• _Stored records_
--- Begin ---

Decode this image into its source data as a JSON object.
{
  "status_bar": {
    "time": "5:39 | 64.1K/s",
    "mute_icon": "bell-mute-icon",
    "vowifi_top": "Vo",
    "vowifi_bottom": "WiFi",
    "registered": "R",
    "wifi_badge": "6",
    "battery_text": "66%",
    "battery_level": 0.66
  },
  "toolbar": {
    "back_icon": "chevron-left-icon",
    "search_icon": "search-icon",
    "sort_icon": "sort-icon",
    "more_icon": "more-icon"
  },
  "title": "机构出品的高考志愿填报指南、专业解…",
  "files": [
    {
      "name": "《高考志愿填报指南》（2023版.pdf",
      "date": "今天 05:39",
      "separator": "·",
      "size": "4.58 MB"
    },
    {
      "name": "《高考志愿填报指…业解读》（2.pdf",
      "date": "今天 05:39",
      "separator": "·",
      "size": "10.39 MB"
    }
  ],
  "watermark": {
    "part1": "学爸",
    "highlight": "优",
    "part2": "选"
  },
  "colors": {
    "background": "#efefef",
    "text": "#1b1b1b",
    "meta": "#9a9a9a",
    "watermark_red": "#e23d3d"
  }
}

--- End ---

• _Task prompt_
Copy every line of the records word for word.

• _Answer to this task_
Decode this image into its source data as a JSON object.
{
  "status_bar": {
    "time": "5:39 | 64.1K/s",
    "mute_icon": "bell-mute-icon",
    "vowifi_top": "Vo",
    "vowifi_bottom": "WiFi",
    "registered": "R",
    "wifi_badge": "6",
    "battery_text": "66%",
    "battery_level": 0.66
  },
  "toolbar": {
    "back_icon": "chevron-left-icon",
    "search_icon": "search-icon",
    "sort_icon": "sort-icon",
    "more_icon": "more-icon"
  },
  "title": "机构出品的高考志愿填报指南、专业解…",
  "files": [
    {
      "name": "《高考志愿填报指南》（2023版.pdf",
      "date": "今天 05:39",
      "separator": "·",
      "size": "4.58 MB"
    },
    {
      "name": "《高考志愿填报指…业解读》（2.pdf",
      "date": "今天 05:39",
      "separator": "·",
      "size": "10.39 MB"
    }
  ],
  "watermark": {
    "part1": "学爸",
    "highlight": "优",
    "part2": "选"
  },
  "colors": {
    "background": "#efefef",
    "text": "#1b1b1b",
    "meta": "#9a9a9a",
    "watermark_red": "#e23d3d"
  }
}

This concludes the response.